Directive:
Set down each line of the material that follows, exactly, with no pictures.

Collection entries
'''

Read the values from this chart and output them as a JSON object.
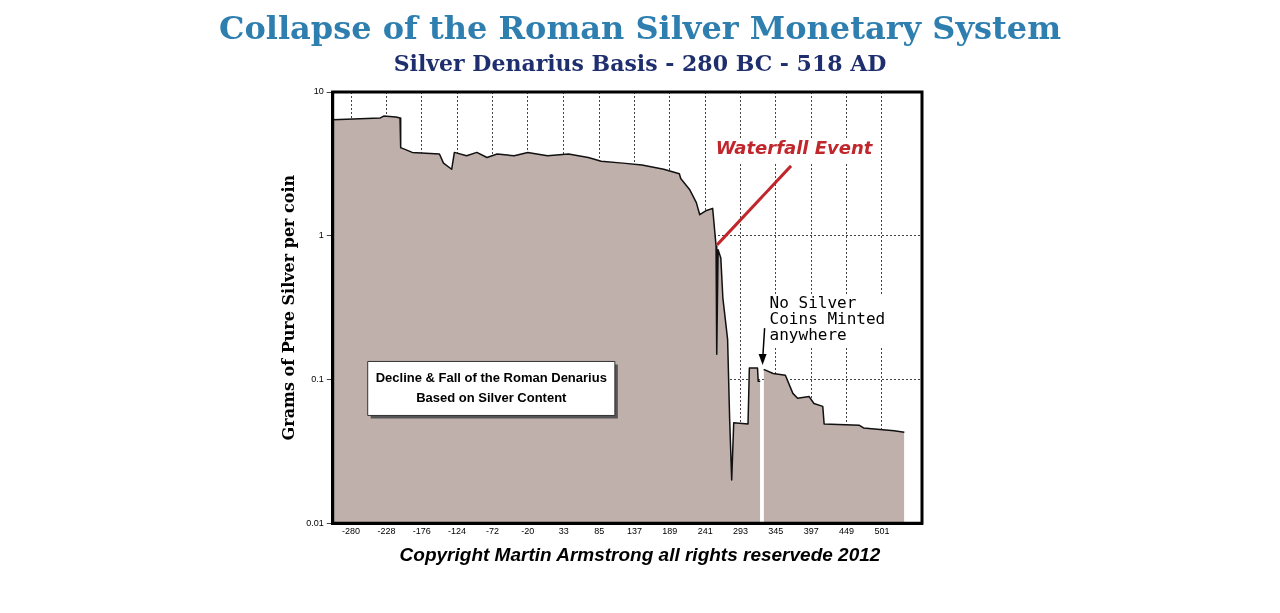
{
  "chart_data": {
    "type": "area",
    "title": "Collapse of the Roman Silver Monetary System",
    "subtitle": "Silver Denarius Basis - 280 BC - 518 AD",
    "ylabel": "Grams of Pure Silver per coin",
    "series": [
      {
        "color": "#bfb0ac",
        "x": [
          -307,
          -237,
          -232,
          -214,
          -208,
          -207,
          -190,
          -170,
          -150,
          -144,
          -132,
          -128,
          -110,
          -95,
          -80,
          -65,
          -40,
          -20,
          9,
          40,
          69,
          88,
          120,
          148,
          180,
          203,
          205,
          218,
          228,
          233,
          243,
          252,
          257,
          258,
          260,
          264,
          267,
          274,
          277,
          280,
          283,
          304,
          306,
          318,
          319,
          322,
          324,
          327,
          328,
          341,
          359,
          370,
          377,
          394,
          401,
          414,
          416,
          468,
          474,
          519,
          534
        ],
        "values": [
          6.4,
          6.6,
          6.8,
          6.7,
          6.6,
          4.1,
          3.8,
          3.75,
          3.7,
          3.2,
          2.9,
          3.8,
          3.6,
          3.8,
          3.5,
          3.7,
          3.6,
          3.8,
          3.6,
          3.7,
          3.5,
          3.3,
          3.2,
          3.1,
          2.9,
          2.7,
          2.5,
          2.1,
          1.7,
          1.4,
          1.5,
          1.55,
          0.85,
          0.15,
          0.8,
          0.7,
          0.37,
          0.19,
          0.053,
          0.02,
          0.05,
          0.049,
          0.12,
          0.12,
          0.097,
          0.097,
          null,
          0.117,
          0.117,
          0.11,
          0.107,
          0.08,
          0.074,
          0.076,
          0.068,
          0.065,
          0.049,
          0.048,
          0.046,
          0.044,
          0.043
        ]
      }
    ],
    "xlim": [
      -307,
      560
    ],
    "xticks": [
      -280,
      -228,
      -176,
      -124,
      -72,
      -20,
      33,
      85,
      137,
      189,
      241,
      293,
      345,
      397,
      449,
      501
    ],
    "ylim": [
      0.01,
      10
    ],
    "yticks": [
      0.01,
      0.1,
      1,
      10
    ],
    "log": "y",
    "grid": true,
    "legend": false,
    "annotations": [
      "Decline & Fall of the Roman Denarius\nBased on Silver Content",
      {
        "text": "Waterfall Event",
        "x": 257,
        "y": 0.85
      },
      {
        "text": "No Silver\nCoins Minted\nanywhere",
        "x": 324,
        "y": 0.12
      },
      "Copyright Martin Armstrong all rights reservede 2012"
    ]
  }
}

'''

Expected answer:
Read the values from this chart and output them as a JSON object.
{
  "chart_data": {
    "type": "area",
    "title": "Collapse of the Roman Silver Monetary System",
    "subtitle": "Silver Denarius Basis - 280 BC - 518 AD",
    "ylabel": "Grams of Pure Silver per coin",
    "series": [
      {
        "color": "#bfb0ac",
        "x": [
          -307,
          -237,
          -232,
          -214,
          -208,
          -207,
          -190,
          -170,
          -150,
          -144,
          -132,
          -128,
          -110,
          -95,
          -80,
          -65,
          -40,
          -20,
          9,
          40,
          69,
          88,
          120,
          148,
          180,
          203,
          205,
          218,
          228,
          233,
          243,
          252,
          257,
          258,
          260,
          264,
          267,
          274,
          277,
          280,
          283,
          304,
          306,
          318,
          319,
          322,
          324,
          327,
          328,
          341,
          359,
          370,
          377,
          394,
          401,
          414,
          416,
          468,
          474,
          519,
          534
        ],
        "values": [
          6.4,
          6.6,
          6.8,
          6.7,
          6.6,
          4.1,
          3.8,
          3.75,
          3.7,
          3.2,
          2.9,
          3.8,
          3.6,
          3.8,
          3.5,
          3.7,
          3.6,
          3.8,
          3.6,
          3.7,
          3.5,
          3.3,
          3.2,
          3.1,
          2.9,
          2.7,
          2.5,
          2.1,
          1.7,
          1.4,
          1.5,
          1.55,
          0.85,
          0.15,
          0.8,
          0.7,
          0.37,
          0.19,
          0.053,
          0.02,
          0.05,
          0.049,
          0.12,
          0.12,
          0.097,
          0.097,
          null,
          0.117,
          0.117,
          0.11,
          0.107,
          0.08,
          0.074,
          0.076,
          0.068,
          0.065,
          0.049,
          0.048,
          0.046,
          0.044,
          0.043
        ]
      }
    ],
    "xlim": [
      -307,
      560
    ],
    "xticks": [
      -280,
      -228,
      -176,
      -124,
      -72,
      -20,
      33,
      85,
      137,
      189,
      241,
      293,
      345,
      397,
      449,
      501
    ],
    "ylim": [
      0.01,
      10
    ],
    "yticks": [
      0.01,
      0.1,
      1,
      10
    ],
    "log": "y",
    "grid": true,
    "legend": false,
    "annotations": [
      "Decline & Fall of the Roman Denarius\nBased on Silver Content",
      {
        "text": "Waterfall Event",
        "x": 257,
        "y": 0.85
      },
      {
        "text": "No Silver\nCoins Minted\nanywhere",
        "x": 324,
        "y": 0.12
      },
      "Copyright Martin Armstrong all rights reservede 2012"
    ]
  }
}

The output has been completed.